Records for this task -
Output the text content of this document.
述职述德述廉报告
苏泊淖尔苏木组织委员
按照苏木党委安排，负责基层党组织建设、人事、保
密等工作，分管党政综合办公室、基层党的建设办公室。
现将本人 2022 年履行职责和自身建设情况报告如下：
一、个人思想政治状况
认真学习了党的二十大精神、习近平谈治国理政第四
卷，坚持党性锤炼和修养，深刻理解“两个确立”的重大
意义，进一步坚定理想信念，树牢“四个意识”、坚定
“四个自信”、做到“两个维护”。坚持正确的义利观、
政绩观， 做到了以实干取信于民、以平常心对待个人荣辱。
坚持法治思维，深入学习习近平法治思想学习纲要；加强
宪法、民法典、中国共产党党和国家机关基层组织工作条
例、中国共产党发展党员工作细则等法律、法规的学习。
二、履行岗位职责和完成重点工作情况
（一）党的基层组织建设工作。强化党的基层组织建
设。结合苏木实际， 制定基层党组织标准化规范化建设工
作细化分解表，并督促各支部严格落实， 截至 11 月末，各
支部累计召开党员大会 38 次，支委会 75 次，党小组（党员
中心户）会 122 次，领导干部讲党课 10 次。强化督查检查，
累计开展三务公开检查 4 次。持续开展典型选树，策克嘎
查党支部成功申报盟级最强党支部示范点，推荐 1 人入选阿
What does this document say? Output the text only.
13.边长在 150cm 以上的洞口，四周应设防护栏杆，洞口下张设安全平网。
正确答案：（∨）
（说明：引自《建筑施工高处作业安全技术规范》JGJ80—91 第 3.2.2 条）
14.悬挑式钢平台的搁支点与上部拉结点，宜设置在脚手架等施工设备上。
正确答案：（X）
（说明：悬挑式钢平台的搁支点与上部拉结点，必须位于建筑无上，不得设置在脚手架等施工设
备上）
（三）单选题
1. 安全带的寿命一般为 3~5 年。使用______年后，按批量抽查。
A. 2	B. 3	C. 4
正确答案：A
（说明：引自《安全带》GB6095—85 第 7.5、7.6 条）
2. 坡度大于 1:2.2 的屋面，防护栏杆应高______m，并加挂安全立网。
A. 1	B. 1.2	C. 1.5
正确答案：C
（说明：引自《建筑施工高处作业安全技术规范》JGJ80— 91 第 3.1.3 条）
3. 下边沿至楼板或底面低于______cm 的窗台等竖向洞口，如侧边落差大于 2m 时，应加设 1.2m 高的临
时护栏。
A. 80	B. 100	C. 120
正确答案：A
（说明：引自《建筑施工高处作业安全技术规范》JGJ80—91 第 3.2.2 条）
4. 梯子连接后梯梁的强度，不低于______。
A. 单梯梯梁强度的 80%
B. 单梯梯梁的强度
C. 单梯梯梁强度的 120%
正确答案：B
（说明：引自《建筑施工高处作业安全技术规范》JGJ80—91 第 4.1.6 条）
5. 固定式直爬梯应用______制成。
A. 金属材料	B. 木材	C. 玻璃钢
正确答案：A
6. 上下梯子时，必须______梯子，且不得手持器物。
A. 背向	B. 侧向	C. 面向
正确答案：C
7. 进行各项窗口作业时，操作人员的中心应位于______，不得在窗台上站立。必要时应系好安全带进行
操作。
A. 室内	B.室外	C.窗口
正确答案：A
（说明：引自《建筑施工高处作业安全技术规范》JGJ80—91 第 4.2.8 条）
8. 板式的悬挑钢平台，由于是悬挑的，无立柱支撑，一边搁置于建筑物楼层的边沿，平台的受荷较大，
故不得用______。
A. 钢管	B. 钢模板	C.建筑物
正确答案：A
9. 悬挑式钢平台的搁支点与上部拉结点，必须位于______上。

Your goal -
Transcribe the material exactly as it reads.

Answer to the task -
Output the text content of this document.
述职述德述廉报告
苏泊淖尔苏木组织委员
按照苏木党委安排，负责基层党组织建设、人事、保
密等工作，分管党政综合办公室、基层党的建设办公室。
现将本人 2022 年履行职责和自身建设情况报告如下：
一、个人思想政治状况
认真学习了党的二十大精神、习近平谈治国理政第四
卷，坚持党性锤炼和修养，深刻理解“两个确立”的重大
意义，进一步坚定理想信念，树牢“四个意识”、坚定
“四个自信”、做到“两个维护”。坚持正确的义利观、
政绩观， 做到了以实干取信于民、以平常心对待个人荣辱。
坚持法治思维，深入学习习近平法治思想学习纲要；加强
宪法、民法典、中国共产党党和国家机关基层组织工作条
例、中国共产党发展党员工作细则等法律、法规的学习。
二、履行岗位职责和完成重点工作情况
（一）党的基层组织建设工作。强化党的基层组织建
设。结合苏木实际， 制定基层党组织标准化规范化建设工
作细化分解表，并督促各支部严格落实， 截至 11 月末，各
支部累计召开党员大会 38 次，支委会 75 次，党小组（党员
中心户）会 122 次，领导干部讲党课 10 次。强化督查检查，
累计开展三务公开检查 4 次。持续开展典型选树，策克嘎
查党支部成功申报盟级最强党支部示范点，推荐 1 人入选阿
What does this document say? Output the text only.
13.边长在 150cm 以上的洞口，四周应设防护栏杆，洞口下张设安全平网。
正确答案：（∨）
（说明：引自《建筑施工高处作业安全技术规范》JGJ80—91 第 3.2.2 条）
14.悬挑式钢平台的搁支点与上部拉结点，宜设置在脚手架等施工设备上。
正确答案：（X）
（说明：悬挑式钢平台的搁支点与上部拉结点，必须位于建筑无上，不得设置在脚手架等施工设
备上）
（三）单选题
1. 安全带的寿命一般为 3~5 年。使用______年后，按批量抽查。
A. 2	B. 3	C. 4
正确答案：A
（说明：引自《安全带》GB6095—85 第 7.5、7.6 条）
2. 坡度大于 1:2.2 的屋面，防护栏杆应高______m，并加挂安全立网。
A. 1	B. 1.2	C. 1.5
正确答案：C
（说明：引自《建筑施工高处作业安全技术规范》JGJ80— 91 第 3.1.3 条）
3. 下边沿至楼板或底面低于______cm 的窗台等竖向洞口，如侧边落差大于 2m 时，应加设 1.2m 高的临
时护栏。
A. 80	B. 100	C. 120
正确答案：A
（说明：引自《建筑施工高处作业安全技术规范》JGJ80—91 第 3.2.2 条）
4. 梯子连接后梯梁的强度，不低于______。
A. 单梯梯梁强度的 80%
B. 单梯梯梁的强度
C. 单梯梯梁强度的 120%
正确答案：B
（说明：引自《建筑施工高处作业安全技术规范》JGJ80—91 第 4.1.6 条）
5. 固定式直爬梯应用______制成。
A. 金属材料	B. 木材	C. 玻璃钢
正确答案：A
6. 上下梯子时，必须______梯子，且不得手持器物。
A. 背向	B. 侧向	C. 面向
正确答案：C
7. 进行各项窗口作业时，操作人员的中心应位于______，不得在窗台上站立。必要时应系好安全带进行
操作。
A. 室内	B.室外	C.窗口
正确答案：A
（说明：引自《建筑施工高处作业安全技术规范》JGJ80—91 第 4.2.8 条）
8. 板式的悬挑钢平台，由于是悬挑的，无立柱支撑，一边搁置于建筑物楼层的边沿，平台的受荷较大，
故不得用______。
A. 钢管	B. 钢模板	C.建筑物
正确答案：A
9. 悬挑式钢平台的搁支点与上部拉结点，必须位于______上。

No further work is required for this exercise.